What this exercise asks:
1. In the excerpt below about the TGME gold project, rewrite the paragraph beginning "The 2012 JORC resource at the TGME project" as a short bulleted list that keeps its main facts.
2. According to the excerpt below about the TGME gold project, in what year did Pilgrim's Rest become the scene of South Africa's first gold rush?
--- start of Selected excerpt ---
In May, the Sydney-based gold developer announced a big resource upgrade, a maiden reserve and a bullish feasibility study on its namesake Theta project, near the historic town of Pilgrim's Rest about 370km east of Johannesburg.

The Theta development is within 620 square kilometres of tenements in which Theta has a 76% stake, known as the TGME project. The name is drawn from Transvaal Gold Mining Estates (TGME), which formed soon after Pilgrim's Rest became the scene of South Africa's first gold rush in 1873, some 13 years before the discovery of gold at Witwatersrand.

Theta chairman Bill Guy said the region had not been given the attention it deserved for more than a century, despite production of 6Moz between 1896 and 1970, and perhaps a further 1Moz since then.

"There is almost no geophysical data and until we came along there had been no modern exploration. It really seemed like the sort of situation you would expect to find in Kalgoorlie in the 1890s," Guy said.

A number of previous owners had tried to revive the project, including an operation in the 1980s to reprocess tailings and various mining ventures that continued right up until 2015.

All of the previous mining had been underground, despite the shallow and flat-lying nature of gold reefs, which outcrop on hillsides throughout the project area.

"Underground mining methods don't make sense here for a lot of the gold, but there appears to have been a mindset about doing things that way," Guy said.

"Whatever the reasons, we saw an obvious opportunity to add value by bringing in modern exploration methods and opencut mining to crack open the potential. Australians have had a lot of success with the same approach at historic gold mines in the eastern goldfields of WA, and we are now bringing the same expertise to South Africa," Guy said.

Theta has combined some great Australian mining talent and local expertise to get the best from the project. Theta managing director Rob Thomson is a mining engineer who has already had a key role in taking eight exploration projects through to mining operations, including Climax Mining's 150,000oz (gold-equivalent) gold-copper project in the Philippines.

More mining engineering expertise is sitting on the board, with non-executive director Finn Behnken, well known in South Africa as both a mining engineer and financier.

Guy and his management team are mindful they are trying to prove something new in the South African gold industry. But Theta is already winning recognition thanks to strong exploration results over the past 18 months.

The 2012 JORC resource at the TGME project has grown from 3Moz in 2016 to 6Moz, with the most recent upgrade in May growing the opencut resource by 30%. The latest upgrade also included an initial opencut reserve of 2.3 million tonnes grading 2.6 grams per tonne for 205,000oz at the core Theta project area. All reserves are at depths of less than 130m.

The overall resource of 6Moz (44.8Mt at 4.18g/t gold) is split between 1.3Moz of opencut resources (13.08Mt at 3.12g/t) and 4.5Moz of underground resources (26.3Mt at 5.4g/t).

Guy said the company had been able to drill out gold ounces in the indicated resource category for less than U$12/oz, which highlighted the amount of value that could be added by applying modern exploration.
--- end of Selected excerpt ---
--- start of Information given ---
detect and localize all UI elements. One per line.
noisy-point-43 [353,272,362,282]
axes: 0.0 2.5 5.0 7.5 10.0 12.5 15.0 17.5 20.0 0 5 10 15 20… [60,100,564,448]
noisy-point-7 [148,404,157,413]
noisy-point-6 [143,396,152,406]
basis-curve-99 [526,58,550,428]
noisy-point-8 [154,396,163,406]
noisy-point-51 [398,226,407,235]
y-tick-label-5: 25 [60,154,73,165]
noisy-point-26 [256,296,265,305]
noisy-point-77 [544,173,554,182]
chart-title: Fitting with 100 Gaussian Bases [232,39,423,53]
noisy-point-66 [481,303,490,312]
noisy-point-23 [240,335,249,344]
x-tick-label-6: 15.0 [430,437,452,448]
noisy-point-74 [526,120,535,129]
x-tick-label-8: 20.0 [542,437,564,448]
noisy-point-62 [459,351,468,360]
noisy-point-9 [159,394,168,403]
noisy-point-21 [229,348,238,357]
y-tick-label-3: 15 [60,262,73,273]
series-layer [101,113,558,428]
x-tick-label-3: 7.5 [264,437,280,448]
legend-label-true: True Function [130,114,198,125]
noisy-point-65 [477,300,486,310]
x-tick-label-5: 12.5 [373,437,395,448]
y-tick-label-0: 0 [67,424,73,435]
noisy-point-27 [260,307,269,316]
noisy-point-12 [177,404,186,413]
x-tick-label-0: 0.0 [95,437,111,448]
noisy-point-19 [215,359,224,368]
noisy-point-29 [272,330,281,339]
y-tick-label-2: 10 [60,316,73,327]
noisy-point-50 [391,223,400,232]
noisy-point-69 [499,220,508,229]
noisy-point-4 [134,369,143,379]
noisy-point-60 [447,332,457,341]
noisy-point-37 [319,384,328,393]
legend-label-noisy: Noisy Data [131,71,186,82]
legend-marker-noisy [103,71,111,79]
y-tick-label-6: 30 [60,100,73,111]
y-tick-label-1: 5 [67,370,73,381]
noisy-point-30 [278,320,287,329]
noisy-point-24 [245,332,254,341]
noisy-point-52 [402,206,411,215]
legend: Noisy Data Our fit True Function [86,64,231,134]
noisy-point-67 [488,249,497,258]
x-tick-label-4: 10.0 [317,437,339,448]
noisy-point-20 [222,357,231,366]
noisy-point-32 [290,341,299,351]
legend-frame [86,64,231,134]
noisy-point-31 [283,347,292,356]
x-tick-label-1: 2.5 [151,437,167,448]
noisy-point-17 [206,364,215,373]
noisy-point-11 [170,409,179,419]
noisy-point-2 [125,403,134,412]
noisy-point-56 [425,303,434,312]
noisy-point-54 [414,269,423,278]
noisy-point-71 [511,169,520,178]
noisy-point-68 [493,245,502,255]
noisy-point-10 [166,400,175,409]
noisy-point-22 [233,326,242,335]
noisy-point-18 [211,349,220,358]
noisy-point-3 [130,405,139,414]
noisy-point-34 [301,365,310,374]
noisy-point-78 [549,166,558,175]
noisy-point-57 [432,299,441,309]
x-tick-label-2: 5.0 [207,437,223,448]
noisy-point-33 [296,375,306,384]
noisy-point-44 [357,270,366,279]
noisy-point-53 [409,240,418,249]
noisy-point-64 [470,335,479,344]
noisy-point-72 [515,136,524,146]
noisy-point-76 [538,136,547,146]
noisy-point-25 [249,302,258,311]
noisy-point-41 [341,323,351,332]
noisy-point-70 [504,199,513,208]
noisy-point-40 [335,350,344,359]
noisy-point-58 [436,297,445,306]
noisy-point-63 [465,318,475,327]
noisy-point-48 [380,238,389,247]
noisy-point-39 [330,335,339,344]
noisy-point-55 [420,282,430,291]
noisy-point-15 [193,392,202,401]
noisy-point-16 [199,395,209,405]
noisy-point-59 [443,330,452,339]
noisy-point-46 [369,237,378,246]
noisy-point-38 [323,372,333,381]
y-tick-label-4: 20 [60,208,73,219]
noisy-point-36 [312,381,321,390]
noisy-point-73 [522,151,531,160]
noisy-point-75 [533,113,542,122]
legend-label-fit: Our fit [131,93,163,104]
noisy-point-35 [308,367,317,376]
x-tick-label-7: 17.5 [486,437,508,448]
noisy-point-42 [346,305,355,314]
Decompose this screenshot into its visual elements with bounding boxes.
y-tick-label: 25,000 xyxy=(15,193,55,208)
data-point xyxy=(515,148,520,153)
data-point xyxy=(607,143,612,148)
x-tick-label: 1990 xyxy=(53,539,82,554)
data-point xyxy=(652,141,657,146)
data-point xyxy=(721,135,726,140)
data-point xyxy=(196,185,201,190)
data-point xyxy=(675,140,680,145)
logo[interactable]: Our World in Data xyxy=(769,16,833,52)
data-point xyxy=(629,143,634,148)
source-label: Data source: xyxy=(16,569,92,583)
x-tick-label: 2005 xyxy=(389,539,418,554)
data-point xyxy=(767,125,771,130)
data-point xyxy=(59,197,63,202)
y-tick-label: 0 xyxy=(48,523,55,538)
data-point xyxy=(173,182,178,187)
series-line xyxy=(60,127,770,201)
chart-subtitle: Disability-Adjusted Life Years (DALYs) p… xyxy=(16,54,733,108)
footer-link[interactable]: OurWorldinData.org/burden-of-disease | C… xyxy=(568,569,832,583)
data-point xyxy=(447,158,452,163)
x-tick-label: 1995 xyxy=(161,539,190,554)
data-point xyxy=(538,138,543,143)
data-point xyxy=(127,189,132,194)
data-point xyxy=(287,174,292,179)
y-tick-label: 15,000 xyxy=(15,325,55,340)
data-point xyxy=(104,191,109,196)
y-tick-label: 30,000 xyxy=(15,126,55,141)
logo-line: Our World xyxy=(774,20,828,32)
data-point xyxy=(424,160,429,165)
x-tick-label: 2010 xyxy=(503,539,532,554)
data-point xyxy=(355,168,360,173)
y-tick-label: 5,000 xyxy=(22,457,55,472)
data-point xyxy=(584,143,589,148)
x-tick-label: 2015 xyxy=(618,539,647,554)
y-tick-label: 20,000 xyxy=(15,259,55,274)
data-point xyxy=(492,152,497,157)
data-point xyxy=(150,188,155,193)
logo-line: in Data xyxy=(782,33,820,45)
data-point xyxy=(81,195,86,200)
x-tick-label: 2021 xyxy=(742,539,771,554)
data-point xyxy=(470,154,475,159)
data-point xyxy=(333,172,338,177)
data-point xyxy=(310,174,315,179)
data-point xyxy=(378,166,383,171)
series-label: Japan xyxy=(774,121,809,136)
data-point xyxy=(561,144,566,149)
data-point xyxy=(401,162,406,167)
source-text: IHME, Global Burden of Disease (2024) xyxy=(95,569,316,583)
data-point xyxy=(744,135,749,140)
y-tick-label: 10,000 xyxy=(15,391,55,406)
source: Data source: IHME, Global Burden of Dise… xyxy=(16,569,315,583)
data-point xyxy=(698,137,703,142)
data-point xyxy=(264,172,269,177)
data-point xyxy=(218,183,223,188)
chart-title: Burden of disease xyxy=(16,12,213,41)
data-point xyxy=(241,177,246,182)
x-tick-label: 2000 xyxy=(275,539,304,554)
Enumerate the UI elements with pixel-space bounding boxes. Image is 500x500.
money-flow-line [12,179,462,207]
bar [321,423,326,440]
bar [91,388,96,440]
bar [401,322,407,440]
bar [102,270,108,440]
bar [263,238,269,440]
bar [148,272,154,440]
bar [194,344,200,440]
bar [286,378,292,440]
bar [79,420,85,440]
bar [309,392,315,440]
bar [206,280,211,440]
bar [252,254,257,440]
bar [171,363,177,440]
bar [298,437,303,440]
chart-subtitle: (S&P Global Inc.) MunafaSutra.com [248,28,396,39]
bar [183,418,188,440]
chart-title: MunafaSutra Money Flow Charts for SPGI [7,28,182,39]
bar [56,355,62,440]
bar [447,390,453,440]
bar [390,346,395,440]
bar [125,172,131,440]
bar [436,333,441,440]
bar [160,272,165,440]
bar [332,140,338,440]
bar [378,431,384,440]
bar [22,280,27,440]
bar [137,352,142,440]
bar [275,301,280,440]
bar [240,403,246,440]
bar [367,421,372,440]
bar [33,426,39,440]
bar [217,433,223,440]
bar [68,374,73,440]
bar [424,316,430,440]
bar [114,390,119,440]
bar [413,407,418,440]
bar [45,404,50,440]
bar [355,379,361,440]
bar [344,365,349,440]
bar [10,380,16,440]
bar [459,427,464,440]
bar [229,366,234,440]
--- end of Information given ---
Results for each task:
1.
- The TGME project's 2012 JORC resource rose from 3Moz in 2016 to 6Moz.
- The latest upgrade, in May, increased the opencut resource by 30%.
- That upgrade also added an initial opencut reserve of 2.3 million tonnes at 2.6 g/t for 205,000oz at the core Theta project area.
- All reserves lie less than 130m deep.

2. 1873